_WHAT IS EXPECTED_:
All the records that follow need to be reproduced exactly. Omit the images.

_DATASET RECORDS_:
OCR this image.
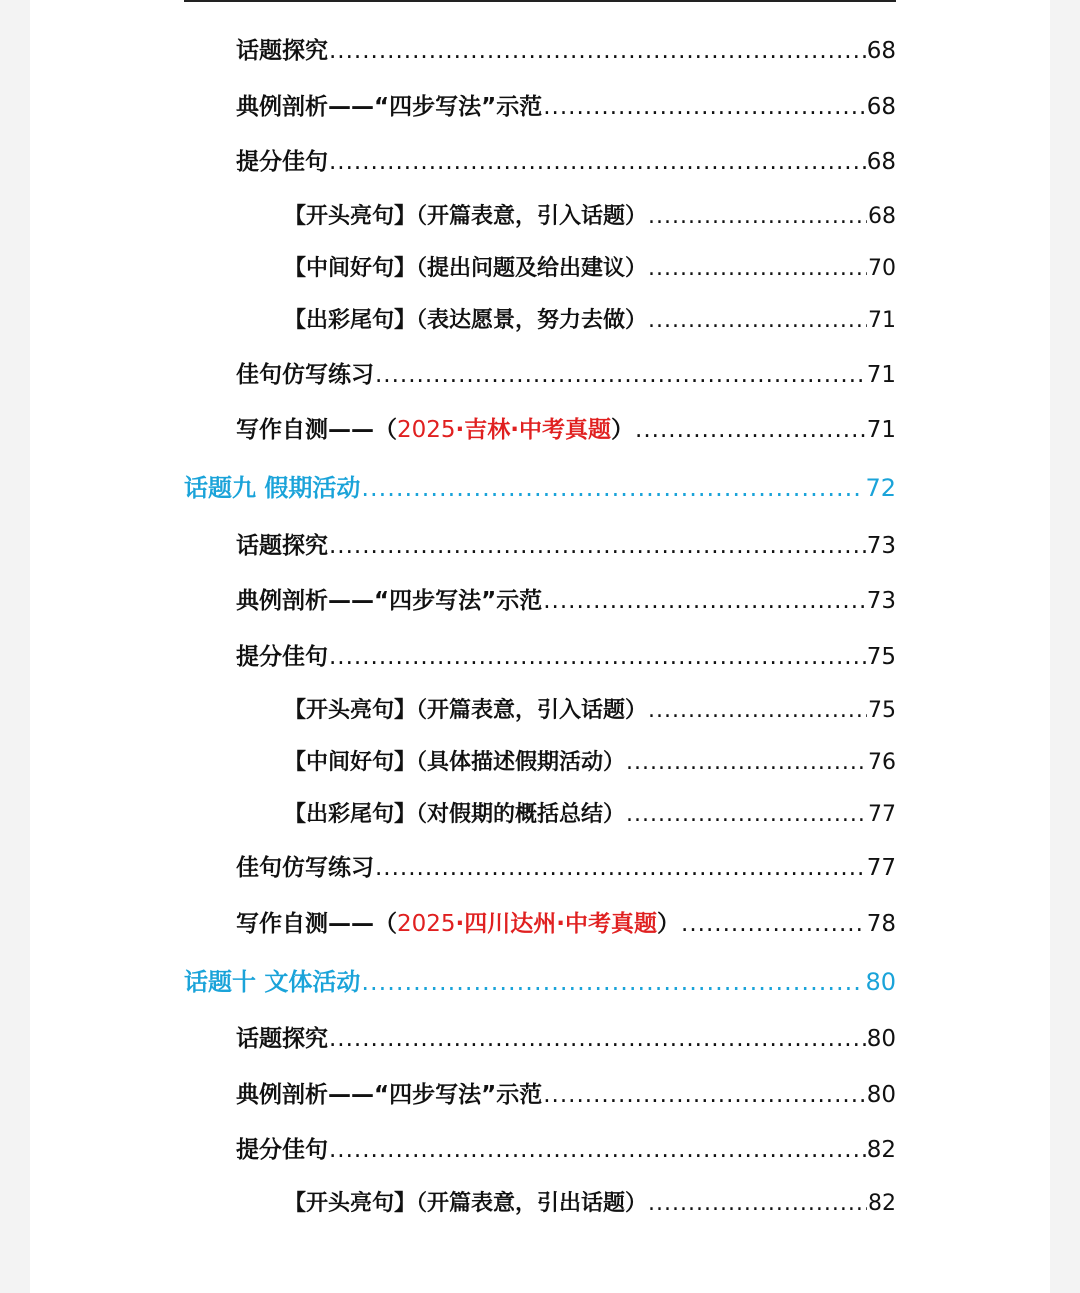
话题探究 .....	68
典例剖析——“四步写法”示范 .....	68
提分佳句 .....	68
【开头亮句】（开篇表意，引入话题） .....	68
【中间好句】（提出问题及给出建议） .....	70
【出彩尾句】（表达愿景，努力去做） .....	71
佳句仿写练习 .....	71
写作自测——（ 2025 ·吉林·中考真题 ） .....	71
话题九 假期活动 .....	72
话题探究 .....	73
典例剖析——“四步写法”示范 .....	73
提分佳句 .....	75
【开头亮句】（开篇表意，引入话题） .....	75
【中间好句】（具体描述假期活动） .....	76
【出彩尾句】（对假期的概括总结） .....	77
佳句仿写练习 .....	77
写作自测——（ 2025 ·四川达州·中考真题 ） .....	78
话题十 文体活动 .....	80
话题探究 .....	80
典例剖析——“四步写法”示范 .....	80
提分佳句 .....	82
【开头亮句】（开篇表意，引出话题） .....	82
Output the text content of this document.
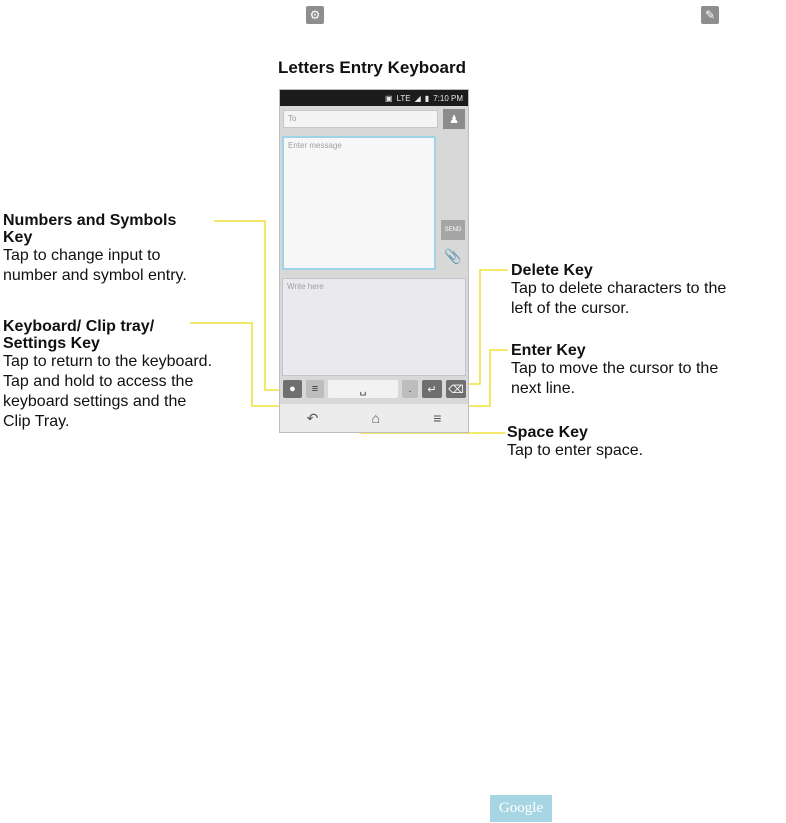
⚙	✎
Letters Entry Keyboard
Numbers and Symbols
Key
Tap to change input to
number and symbol entry.
Keyboard/ Clip tray/
Settings Key
Tap to return to the keyboard.
Tap and hold to access the
keyboard settings and the
Clip Tray.
Delete Key
Tap to delete characters to the
left of the cursor.
Enter Key
Tap to move the cursor to the
next line.
Space Key
Tap to enter space.
▣ LTE ◢ ▮ 7:10 PM
To	♟
Enter message
SEND
📎
Write here
● ≡	␣	. ↵ ⌫
↶	⌂	≡
Google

_RESPONSE BELOW_:
OCR this image.
话题探究 .....	68
典例剖析——“四步写法”示范 .....	68
提分佳句 .....	68
【开头亮句】（开篇表意，引入话题） .....	68
【中间好句】（提出问题及给出建议） .....	70
【出彩尾句】（表达愿景，努力去做） .....	71
佳句仿写练习 .....	71
写作自测——（ 2025 ·吉林·中考真题 ） .....	71
话题九 假期活动 .....	72
话题探究 .....	73
典例剖析——“四步写法”示范 .....	73
提分佳句 .....	75
【开头亮句】（开篇表意，引入话题） .....	75
【中间好句】（具体描述假期活动） .....	76
【出彩尾句】（对假期的概括总结） .....	77
佳句仿写练习 .....	77
写作自测——（ 2025 ·四川达州·中考真题 ） .....	78
话题十 文体活动 .....	80
话题探究 .....	80
典例剖析——“四步写法”示范 .....	80
提分佳句 .....	82
【开头亮句】（开篇表意，引出话题） .....	82
Output the text content of this document.
⚙	✎
Letters Entry Keyboard
Numbers and Symbols
Key
Tap to change input to
number and symbol entry.
Keyboard/ Clip tray/
Settings Key
Tap to return to the keyboard.
Tap and hold to access the
keyboard settings and the
Clip Tray.
Delete Key
Tap to delete characters to the
left of the cursor.
Enter Key
Tap to move the cursor to the
next line.
Space Key
Tap to enter space.
▣ LTE ◢ ▮ 7:10 PM
To	♟
Enter message
SEND
📎
Write here
● ≡	␣	. ↵ ⌫
↶	⌂	≡
Google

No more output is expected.